(Labeled box records)
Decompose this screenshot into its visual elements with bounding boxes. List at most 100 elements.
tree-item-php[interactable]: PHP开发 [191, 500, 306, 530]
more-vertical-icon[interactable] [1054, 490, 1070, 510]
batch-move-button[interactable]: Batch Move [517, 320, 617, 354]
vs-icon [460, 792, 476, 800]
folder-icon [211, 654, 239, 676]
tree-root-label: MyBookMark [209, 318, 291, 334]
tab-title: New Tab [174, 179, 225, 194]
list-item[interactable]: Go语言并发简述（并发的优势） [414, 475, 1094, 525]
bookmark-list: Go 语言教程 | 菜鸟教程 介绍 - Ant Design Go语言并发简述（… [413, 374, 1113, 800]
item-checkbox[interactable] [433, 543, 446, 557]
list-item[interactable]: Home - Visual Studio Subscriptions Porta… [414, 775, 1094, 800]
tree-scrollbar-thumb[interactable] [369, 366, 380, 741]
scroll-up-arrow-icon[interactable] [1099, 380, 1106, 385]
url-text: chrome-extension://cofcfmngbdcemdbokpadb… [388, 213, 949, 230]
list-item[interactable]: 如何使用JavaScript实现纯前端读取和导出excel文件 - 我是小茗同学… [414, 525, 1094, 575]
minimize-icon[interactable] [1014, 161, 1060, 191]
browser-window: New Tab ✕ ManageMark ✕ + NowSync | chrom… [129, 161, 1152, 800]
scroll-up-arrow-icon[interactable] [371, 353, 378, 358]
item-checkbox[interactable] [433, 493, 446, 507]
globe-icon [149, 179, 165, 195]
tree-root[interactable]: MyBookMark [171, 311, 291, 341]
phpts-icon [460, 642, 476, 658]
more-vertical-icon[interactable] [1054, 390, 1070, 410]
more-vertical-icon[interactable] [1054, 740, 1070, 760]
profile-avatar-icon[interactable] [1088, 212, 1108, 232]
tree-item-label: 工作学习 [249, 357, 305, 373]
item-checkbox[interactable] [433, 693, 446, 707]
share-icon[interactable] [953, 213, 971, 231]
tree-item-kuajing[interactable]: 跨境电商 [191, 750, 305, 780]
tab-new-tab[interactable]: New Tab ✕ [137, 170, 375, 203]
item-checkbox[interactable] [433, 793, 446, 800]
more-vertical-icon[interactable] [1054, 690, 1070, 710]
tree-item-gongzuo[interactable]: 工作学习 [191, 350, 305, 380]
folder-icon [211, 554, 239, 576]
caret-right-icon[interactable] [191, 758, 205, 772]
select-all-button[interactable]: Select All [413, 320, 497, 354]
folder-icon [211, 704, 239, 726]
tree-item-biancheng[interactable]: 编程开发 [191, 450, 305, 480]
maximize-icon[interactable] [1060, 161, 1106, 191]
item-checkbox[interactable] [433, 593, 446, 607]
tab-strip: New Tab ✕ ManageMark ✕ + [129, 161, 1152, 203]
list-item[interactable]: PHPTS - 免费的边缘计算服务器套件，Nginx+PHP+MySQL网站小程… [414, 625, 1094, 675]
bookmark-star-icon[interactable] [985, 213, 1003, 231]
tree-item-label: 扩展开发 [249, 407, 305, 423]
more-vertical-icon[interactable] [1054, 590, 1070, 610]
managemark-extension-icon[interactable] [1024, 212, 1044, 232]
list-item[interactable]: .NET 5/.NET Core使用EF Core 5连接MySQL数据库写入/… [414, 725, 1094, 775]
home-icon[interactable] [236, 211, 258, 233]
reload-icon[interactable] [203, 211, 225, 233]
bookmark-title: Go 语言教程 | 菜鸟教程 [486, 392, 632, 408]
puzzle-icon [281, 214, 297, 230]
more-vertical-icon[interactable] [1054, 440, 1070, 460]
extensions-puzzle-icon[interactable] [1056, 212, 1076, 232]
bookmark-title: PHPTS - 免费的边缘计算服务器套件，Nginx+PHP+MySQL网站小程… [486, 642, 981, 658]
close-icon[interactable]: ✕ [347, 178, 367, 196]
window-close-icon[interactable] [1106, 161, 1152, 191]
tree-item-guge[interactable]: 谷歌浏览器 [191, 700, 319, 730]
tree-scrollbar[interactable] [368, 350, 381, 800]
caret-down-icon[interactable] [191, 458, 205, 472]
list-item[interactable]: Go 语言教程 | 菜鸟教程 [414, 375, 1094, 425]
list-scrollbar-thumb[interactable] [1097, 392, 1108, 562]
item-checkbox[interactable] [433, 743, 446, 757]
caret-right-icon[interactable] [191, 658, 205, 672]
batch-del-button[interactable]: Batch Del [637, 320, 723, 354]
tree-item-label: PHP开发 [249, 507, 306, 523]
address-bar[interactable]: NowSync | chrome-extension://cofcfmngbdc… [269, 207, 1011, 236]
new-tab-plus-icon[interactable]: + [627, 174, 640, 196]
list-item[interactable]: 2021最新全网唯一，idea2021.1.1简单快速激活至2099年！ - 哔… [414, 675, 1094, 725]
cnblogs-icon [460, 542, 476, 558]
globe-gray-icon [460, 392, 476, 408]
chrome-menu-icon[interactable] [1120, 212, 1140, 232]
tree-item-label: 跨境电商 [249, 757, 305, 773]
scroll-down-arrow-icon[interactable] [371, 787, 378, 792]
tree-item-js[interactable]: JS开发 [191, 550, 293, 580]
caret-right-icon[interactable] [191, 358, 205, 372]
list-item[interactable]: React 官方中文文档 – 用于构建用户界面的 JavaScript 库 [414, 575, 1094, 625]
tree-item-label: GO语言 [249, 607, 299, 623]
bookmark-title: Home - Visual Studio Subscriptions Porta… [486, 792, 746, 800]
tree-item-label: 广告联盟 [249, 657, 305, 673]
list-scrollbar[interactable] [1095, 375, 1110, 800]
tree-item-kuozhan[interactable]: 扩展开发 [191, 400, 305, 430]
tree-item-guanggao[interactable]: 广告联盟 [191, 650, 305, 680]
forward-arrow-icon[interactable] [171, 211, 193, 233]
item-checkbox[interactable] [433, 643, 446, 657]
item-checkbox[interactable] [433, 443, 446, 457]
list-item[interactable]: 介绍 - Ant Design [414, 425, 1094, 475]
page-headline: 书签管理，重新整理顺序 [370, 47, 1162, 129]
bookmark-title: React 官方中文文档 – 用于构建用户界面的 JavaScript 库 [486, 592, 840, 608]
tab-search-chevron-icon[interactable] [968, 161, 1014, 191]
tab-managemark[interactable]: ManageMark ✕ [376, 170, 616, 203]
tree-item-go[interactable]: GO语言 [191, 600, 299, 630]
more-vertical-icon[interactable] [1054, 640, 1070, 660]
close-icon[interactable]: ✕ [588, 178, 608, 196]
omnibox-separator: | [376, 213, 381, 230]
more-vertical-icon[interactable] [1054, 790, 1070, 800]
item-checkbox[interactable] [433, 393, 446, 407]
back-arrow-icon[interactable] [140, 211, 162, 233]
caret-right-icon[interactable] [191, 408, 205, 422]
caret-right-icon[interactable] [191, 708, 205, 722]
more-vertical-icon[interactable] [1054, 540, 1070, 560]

• _TASK TO COMPLETE_: Reproduce the material verbatim, from its first line through the line containing "vs-icon [460, 792, 476, 800]", including that line and stopping there.

• _CORRECT OUTPUT_:
Decompose this screenshot into its visual elements with bounding boxes. List at most 100 elements.
tree-item-php[interactable]: PHP开发 [191, 500, 306, 530]
more-vertical-icon[interactable] [1054, 490, 1070, 510]
batch-move-button[interactable]: Batch Move [517, 320, 617, 354]
vs-icon [460, 792, 476, 800]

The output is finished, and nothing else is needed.